▸ **The request**
Reproduce the listing exactly and skip over any pictures.
[Start of Dataset rows]
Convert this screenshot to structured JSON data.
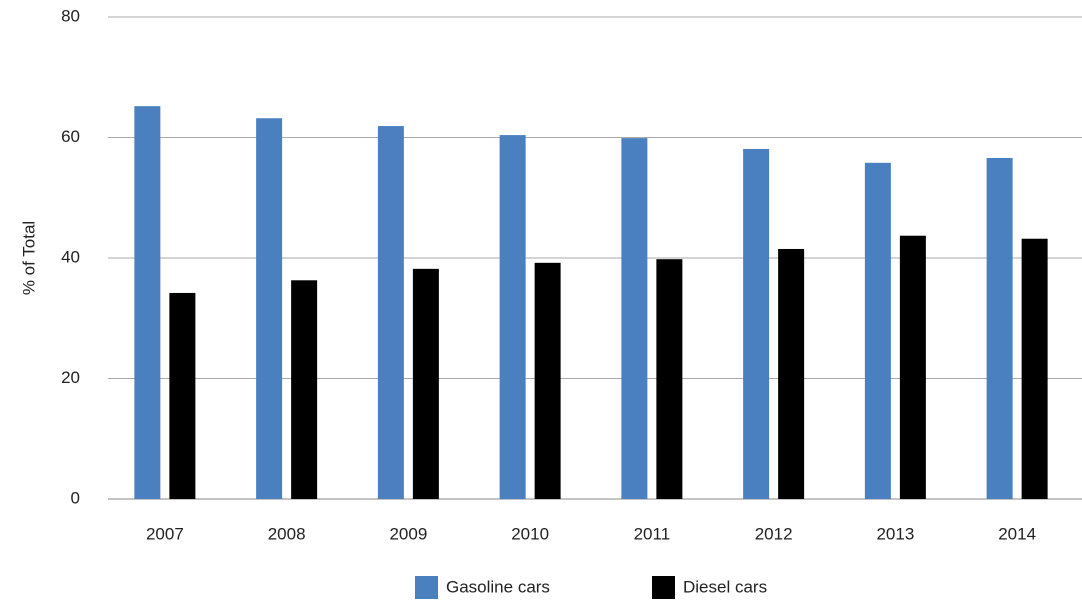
{
  "chart_data": {
    "type": "bar",
    "y_label": "% of Total",
    "categories": [
      "2007",
      "2008",
      "2009",
      "2010",
      "2011",
      "2012",
      "2013",
      "2014"
    ],
    "series": [
      {
        "name": "Gasoline cars",
        "color": "#4a80c0",
        "values": [
          65.2,
          63.2,
          61.9,
          60.4,
          59.9,
          58.1,
          55.8,
          56.6
        ]
      },
      {
        "name": "Diesel cars",
        "color": "#000000",
        "values": [
          34.2,
          36.3,
          38.2,
          39.2,
          39.8,
          41.5,
          43.7,
          43.2
        ]
      }
    ],
    "ylim": [
      0,
      80
    ],
    "yticks": [
      0,
      20,
      40,
      60,
      80
    ],
    "grid": true,
    "legend": "bottom"
  }
}
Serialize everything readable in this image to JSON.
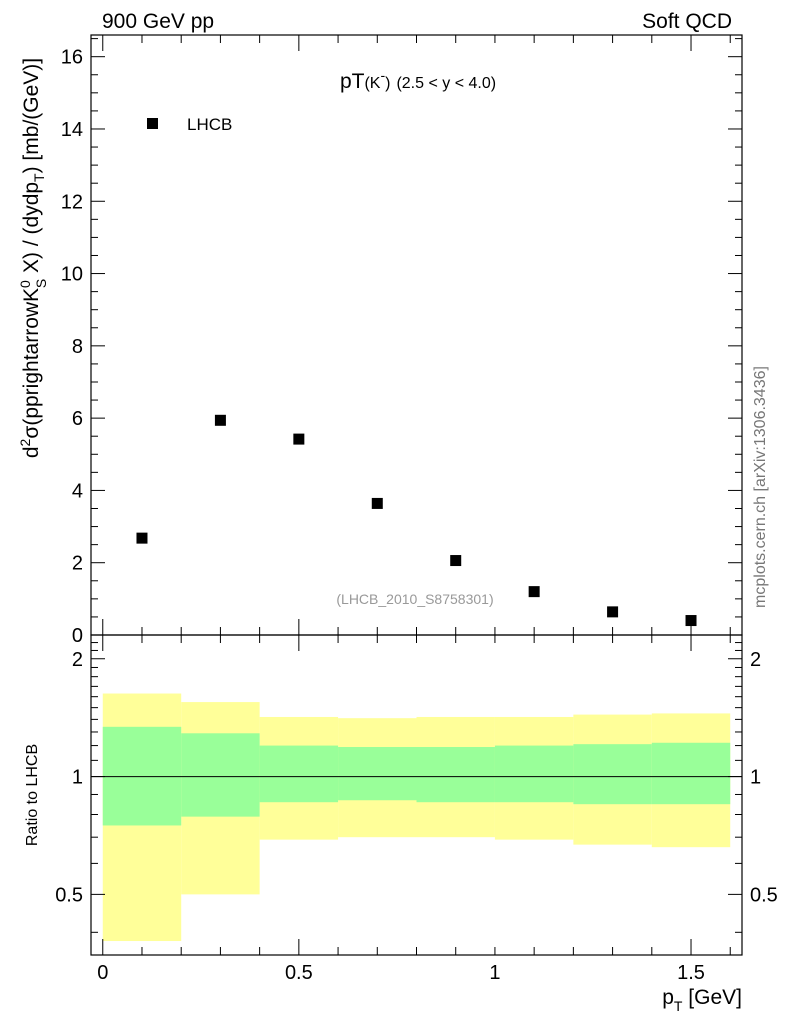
{
  "header": {
    "left_label": "900 GeV pp",
    "right_label": "Soft QCD"
  },
  "side_label": "mcplots.cern.ch [arXiv:1306.3436]",
  "colors": {
    "band_outer": "#ffff99",
    "band_inner": "#99ff99",
    "marker": "#000000",
    "source_text": "#999999"
  },
  "chart_data": [
    {
      "type": "scatter",
      "title": "pT(K<sup>-</sup>) (2.5 < y < 4.0)",
      "title_main": "pT",
      "title_part": "(K",
      "title_sup": "-",
      "title_close": ")",
      "title_range": "(2.5 < y < 4.0)",
      "ylabel": "d²σ(pprightarrowK⁰S X) / (dydpT) [mb/(GeV)]",
      "ylabel_parts": {
        "a": "d",
        "a_sup": "2",
        "b": "σ(pprightarrowK",
        "b_sup": "0",
        "b_sub": "S",
        "c": " X) / (dydp",
        "c_sub": "T",
        "d": ") [mb/(GeV)]"
      },
      "xlim": [
        -0.03,
        1.63
      ],
      "ylim": [
        0,
        16.6
      ],
      "yticks": [
        0,
        2,
        4,
        6,
        8,
        10,
        12,
        14,
        16
      ],
      "yticks_labels": [
        "0",
        "2",
        "4",
        "6",
        "8",
        "10",
        "12",
        "14",
        "16"
      ],
      "legend": {
        "position": "top-left",
        "label": "LHCB"
      },
      "source": "(LHCB_2010_S8758301)",
      "series": [
        {
          "name": "LHCB",
          "x": [
            0.1,
            0.3,
            0.5,
            0.7,
            0.9,
            1.1,
            1.3,
            1.5
          ],
          "y": [
            2.68,
            5.94,
            5.42,
            3.64,
            2.06,
            1.2,
            0.64,
            0.4
          ]
        }
      ]
    },
    {
      "type": "area",
      "ylabel": "Ratio to LHCB",
      "xlabel_main": "p",
      "xlabel_sub": "T",
      "xlabel_unit": " [GeV]",
      "xlim": [
        -0.03,
        1.63
      ],
      "ylim": [
        0.35,
        2.3
      ],
      "yscale": "log",
      "yticks": [
        0.5,
        1,
        2
      ],
      "yticks_labels": [
        "0.5",
        "1",
        "2"
      ],
      "xticks": [
        0,
        0.5,
        1,
        1.5
      ],
      "xticks_labels": [
        "0",
        "0.5",
        "1",
        "1.5"
      ],
      "reference_line": 1,
      "bins": [
        {
          "lo": 0.0,
          "hi": 0.2,
          "inner": [
            0.75,
            1.34
          ],
          "outer": [
            0.38,
            1.63
          ]
        },
        {
          "lo": 0.2,
          "hi": 0.4,
          "inner": [
            0.79,
            1.29
          ],
          "outer": [
            0.5,
            1.55
          ]
        },
        {
          "lo": 0.4,
          "hi": 0.6,
          "inner": [
            0.86,
            1.2
          ],
          "outer": [
            0.69,
            1.42
          ]
        },
        {
          "lo": 0.6,
          "hi": 0.8,
          "inner": [
            0.87,
            1.19
          ],
          "outer": [
            0.7,
            1.41
          ]
        },
        {
          "lo": 0.8,
          "hi": 1.0,
          "inner": [
            0.86,
            1.19
          ],
          "outer": [
            0.7,
            1.42
          ]
        },
        {
          "lo": 1.0,
          "hi": 1.2,
          "inner": [
            0.86,
            1.2
          ],
          "outer": [
            0.69,
            1.42
          ]
        },
        {
          "lo": 1.2,
          "hi": 1.4,
          "inner": [
            0.85,
            1.21
          ],
          "outer": [
            0.67,
            1.44
          ]
        },
        {
          "lo": 1.4,
          "hi": 1.6,
          "inner": [
            0.85,
            1.22
          ],
          "outer": [
            0.66,
            1.45
          ]
        }
      ]
    }
  ]
}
[End of Dataset rows]
▸ **The solution**
Convert this screenshot to structured JSON data.
{
  "chart_data": {
    "type": "bar",
    "y_label": "% of Total",
    "categories": [
      "2007",
      "2008",
      "2009",
      "2010",
      "2011",
      "2012",
      "2013",
      "2014"
    ],
    "series": [
      {
        "name": "Gasoline cars",
        "color": "#4a80c0",
        "values": [
          65.2,
          63.2,
          61.9,
          60.4,
          59.9,
          58.1,
          55.8,
          56.6
        ]
      },
      {
        "name": "Diesel cars",
        "color": "#000000",
        "values": [
          34.2,
          36.3,
          38.2,
          39.2,
          39.8,
          41.5,
          43.7,
          43.2
        ]
      }
    ],
    "ylim": [
      0,
      80
    ],
    "yticks": [
      0,
      20,
      40,
      60,
      80
    ],
    "grid": true,
    "legend": "bottom"
  }
}
Serialize everything readable in this image to JSON.
{
  "header": {
    "left_label": "900 GeV pp",
    "right_label": "Soft QCD"
  },
  "side_label": "mcplots.cern.ch [arXiv:1306.3436]",
  "colors": {
    "band_outer": "#ffff99",
    "band_inner": "#99ff99",
    "marker": "#000000",
    "source_text": "#999999"
  },
  "chart_data": [
    {
      "type": "scatter",
      "title": "pT(K<sup>-</sup>) (2.5 < y < 4.0)",
      "title_main": "pT",
      "title_part": "(K",
      "title_sup": "-",
      "title_close": ")",
      "title_range": "(2.5 < y < 4.0)",
      "ylabel": "d²σ(pprightarrowK⁰S X) / (dydpT) [mb/(GeV)]",
      "ylabel_parts": {
        "a": "d",
        "a_sup": "2",
        "b": "σ(pprightarrowK",
        "b_sup": "0",
        "b_sub": "S",
        "c": " X) / (dydp",
        "c_sub": "T",
        "d": ") [mb/(GeV)]"
      },
      "xlim": [
        -0.03,
        1.63
      ],
      "ylim": [
        0,
        16.6
      ],
      "yticks": [
        0,
        2,
        4,
        6,
        8,
        10,
        12,
        14,
        16
      ],
      "yticks_labels": [
        "0",
        "2",
        "4",
        "6",
        "8",
        "10",
        "12",
        "14",
        "16"
      ],
      "legend": {
        "position": "top-left",
        "label": "LHCB"
      },
      "source": "(LHCB_2010_S8758301)",
      "series": [
        {
          "name": "LHCB",
          "x": [
            0.1,
            0.3,
            0.5,
            0.7,
            0.9,
            1.1,
            1.3,
            1.5
          ],
          "y": [
            2.68,
            5.94,
            5.42,
            3.64,
            2.06,
            1.2,
            0.64,
            0.4
          ]
        }
      ]
    },
    {
      "type": "area",
      "ylabel": "Ratio to LHCB",
      "xlabel_main": "p",
      "xlabel_sub": "T",
      "xlabel_unit": " [GeV]",
      "xlim": [
        -0.03,
        1.63
      ],
      "ylim": [
        0.35,
        2.3
      ],
      "yscale": "log",
      "yticks": [
        0.5,
        1,
        2
      ],
      "yticks_labels": [
        "0.5",
        "1",
        "2"
      ],
      "xticks": [
        0,
        0.5,
        1,
        1.5
      ],
      "xticks_labels": [
        "0",
        "0.5",
        "1",
        "1.5"
      ],
      "reference_line": 1,
      "bins": [
        {
          "lo": 0.0,
          "hi": 0.2,
          "inner": [
            0.75,
            1.34
          ],
          "outer": [
            0.38,
            1.63
          ]
        },
        {
          "lo": 0.2,
          "hi": 0.4,
          "inner": [
            0.79,
            1.29
          ],
          "outer": [
            0.5,
            1.55
          ]
        },
        {
          "lo": 0.4,
          "hi": 0.6,
          "inner": [
            0.86,
            1.2
          ],
          "outer": [
            0.69,
            1.42
          ]
        },
        {
          "lo": 0.6,
          "hi": 0.8,
          "inner": [
            0.87,
            1.19
          ],
          "outer": [
            0.7,
            1.41
          ]
        },
        {
          "lo": 0.8,
          "hi": 1.0,
          "inner": [
            0.86,
            1.19
          ],
          "outer": [
            0.7,
            1.42
          ]
        },
        {
          "lo": 1.0,
          "hi": 1.2,
          "inner": [
            0.86,
            1.2
          ],
          "outer": [
            0.69,
            1.42
          ]
        },
        {
          "lo": 1.2,
          "hi": 1.4,
          "inner": [
            0.85,
            1.21
          ],
          "outer": [
            0.67,
            1.44
          ]
        },
        {
          "lo": 1.4,
          "hi": 1.6,
          "inner": [
            0.85,
            1.22
          ],
          "outer": [
            0.66,
            1.45
          ]
        }
      ]
    }
  ]
}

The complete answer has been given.